◆ OBJECTIVE ◆
Gather up every line from the entries below that uses the word "clock".

◆ RECORDS PROVIDED ◆

....................

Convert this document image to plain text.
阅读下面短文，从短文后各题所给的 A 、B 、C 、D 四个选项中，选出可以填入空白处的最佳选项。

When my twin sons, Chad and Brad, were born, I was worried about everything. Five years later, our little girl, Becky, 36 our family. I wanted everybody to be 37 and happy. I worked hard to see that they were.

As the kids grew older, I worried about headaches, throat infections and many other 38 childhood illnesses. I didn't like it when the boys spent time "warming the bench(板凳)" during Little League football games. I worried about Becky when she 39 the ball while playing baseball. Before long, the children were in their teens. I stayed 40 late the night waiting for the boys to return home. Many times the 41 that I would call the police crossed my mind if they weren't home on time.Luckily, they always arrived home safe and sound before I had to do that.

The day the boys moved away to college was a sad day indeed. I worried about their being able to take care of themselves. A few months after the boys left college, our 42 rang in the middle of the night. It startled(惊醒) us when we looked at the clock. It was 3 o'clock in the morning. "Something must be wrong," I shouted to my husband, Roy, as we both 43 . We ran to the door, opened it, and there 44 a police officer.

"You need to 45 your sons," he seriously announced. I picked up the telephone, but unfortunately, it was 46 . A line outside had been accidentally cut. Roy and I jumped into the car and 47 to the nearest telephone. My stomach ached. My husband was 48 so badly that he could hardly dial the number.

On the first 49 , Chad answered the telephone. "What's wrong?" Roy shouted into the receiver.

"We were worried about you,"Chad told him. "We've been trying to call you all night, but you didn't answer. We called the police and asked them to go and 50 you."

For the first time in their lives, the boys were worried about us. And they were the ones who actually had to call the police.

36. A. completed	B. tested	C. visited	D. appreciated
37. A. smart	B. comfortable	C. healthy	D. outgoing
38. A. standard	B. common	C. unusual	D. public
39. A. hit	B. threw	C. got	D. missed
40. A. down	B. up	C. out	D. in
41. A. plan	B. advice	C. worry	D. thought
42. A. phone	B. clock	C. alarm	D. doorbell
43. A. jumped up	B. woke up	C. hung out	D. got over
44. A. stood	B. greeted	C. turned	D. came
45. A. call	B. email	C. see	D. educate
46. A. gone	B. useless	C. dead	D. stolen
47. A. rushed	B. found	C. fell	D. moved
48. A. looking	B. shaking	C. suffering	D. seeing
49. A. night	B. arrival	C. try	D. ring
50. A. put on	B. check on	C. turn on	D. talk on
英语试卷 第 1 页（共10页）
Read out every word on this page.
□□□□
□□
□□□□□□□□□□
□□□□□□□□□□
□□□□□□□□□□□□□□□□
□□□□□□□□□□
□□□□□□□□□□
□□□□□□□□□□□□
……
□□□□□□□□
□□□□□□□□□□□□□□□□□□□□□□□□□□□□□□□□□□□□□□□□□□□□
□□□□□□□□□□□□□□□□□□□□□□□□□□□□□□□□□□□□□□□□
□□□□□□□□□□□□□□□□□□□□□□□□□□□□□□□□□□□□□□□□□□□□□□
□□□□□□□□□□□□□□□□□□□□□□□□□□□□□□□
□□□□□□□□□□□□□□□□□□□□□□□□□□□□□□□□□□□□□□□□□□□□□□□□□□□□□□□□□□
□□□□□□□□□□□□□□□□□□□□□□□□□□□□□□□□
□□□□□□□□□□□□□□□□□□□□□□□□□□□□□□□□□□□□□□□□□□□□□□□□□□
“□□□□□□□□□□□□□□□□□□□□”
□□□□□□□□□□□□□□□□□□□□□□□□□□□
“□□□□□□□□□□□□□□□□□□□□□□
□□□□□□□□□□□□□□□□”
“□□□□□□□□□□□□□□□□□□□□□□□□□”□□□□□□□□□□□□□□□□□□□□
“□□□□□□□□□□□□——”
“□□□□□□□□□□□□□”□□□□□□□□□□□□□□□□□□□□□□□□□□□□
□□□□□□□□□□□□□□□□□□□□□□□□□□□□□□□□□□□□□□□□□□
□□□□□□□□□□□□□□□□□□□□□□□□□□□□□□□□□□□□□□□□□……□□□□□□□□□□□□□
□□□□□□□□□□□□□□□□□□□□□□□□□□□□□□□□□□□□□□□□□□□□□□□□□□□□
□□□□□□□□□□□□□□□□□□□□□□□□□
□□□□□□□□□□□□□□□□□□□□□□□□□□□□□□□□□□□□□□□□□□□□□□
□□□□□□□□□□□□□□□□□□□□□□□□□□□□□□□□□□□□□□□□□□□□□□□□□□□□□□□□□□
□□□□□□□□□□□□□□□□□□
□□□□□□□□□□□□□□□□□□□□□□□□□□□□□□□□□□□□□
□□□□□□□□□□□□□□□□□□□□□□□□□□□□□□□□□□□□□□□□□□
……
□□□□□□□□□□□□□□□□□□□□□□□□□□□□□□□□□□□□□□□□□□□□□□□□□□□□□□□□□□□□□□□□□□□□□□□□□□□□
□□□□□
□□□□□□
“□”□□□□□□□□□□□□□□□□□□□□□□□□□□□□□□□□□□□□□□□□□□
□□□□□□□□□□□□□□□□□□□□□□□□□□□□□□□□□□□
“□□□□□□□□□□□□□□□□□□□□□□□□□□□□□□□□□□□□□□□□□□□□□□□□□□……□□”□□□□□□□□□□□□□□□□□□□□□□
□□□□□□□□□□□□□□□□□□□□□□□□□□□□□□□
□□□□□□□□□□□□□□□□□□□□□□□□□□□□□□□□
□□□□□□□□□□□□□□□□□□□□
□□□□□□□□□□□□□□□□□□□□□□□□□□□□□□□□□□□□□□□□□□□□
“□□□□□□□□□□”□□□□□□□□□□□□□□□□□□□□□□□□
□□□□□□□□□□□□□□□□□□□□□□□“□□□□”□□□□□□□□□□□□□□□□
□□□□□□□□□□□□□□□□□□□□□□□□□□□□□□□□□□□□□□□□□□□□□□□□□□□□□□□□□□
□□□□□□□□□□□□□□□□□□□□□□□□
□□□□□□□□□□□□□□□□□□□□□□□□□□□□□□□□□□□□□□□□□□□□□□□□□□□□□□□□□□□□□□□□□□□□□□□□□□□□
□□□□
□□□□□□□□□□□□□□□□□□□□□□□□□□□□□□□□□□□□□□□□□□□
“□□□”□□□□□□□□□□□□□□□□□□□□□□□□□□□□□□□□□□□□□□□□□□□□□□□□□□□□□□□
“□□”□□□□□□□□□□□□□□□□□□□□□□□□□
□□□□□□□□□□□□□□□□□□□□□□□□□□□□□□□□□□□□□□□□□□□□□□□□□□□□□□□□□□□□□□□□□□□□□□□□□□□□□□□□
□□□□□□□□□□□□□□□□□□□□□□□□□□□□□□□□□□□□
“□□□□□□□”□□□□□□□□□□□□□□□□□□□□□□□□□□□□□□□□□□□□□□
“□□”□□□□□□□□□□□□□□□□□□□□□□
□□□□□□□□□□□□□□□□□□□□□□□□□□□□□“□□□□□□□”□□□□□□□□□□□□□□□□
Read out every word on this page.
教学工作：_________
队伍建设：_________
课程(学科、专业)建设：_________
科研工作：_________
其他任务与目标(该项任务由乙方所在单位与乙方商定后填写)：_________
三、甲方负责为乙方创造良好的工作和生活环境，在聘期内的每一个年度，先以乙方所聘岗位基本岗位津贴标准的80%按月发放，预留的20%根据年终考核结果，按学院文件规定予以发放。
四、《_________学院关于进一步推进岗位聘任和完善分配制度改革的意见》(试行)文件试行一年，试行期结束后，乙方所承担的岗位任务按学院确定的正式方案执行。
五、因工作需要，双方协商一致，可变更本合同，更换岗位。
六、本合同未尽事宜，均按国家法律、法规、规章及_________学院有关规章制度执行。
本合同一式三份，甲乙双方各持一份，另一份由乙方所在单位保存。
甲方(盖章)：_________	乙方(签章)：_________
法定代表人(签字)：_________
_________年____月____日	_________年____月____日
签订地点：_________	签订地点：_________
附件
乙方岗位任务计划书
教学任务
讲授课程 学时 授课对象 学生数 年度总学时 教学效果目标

....................

◆ SOLUTION TO THE EXERCISE ◆
The day the boys moved away to college was a sad day indeed. I worried about their being able to take care of themselves. A few months after the boys left college, our 42 rang in the middle of the night. It startled(惊醒) us when we looked at the clock. It was 3 o'clock in the morning. "Something must be wrong," I shouted to my husband, Roy, as we both 43 . We ran to the door, opened it, and there 44 a police officer.
42. A. phone	B. clock	C. alarm	D. doorbell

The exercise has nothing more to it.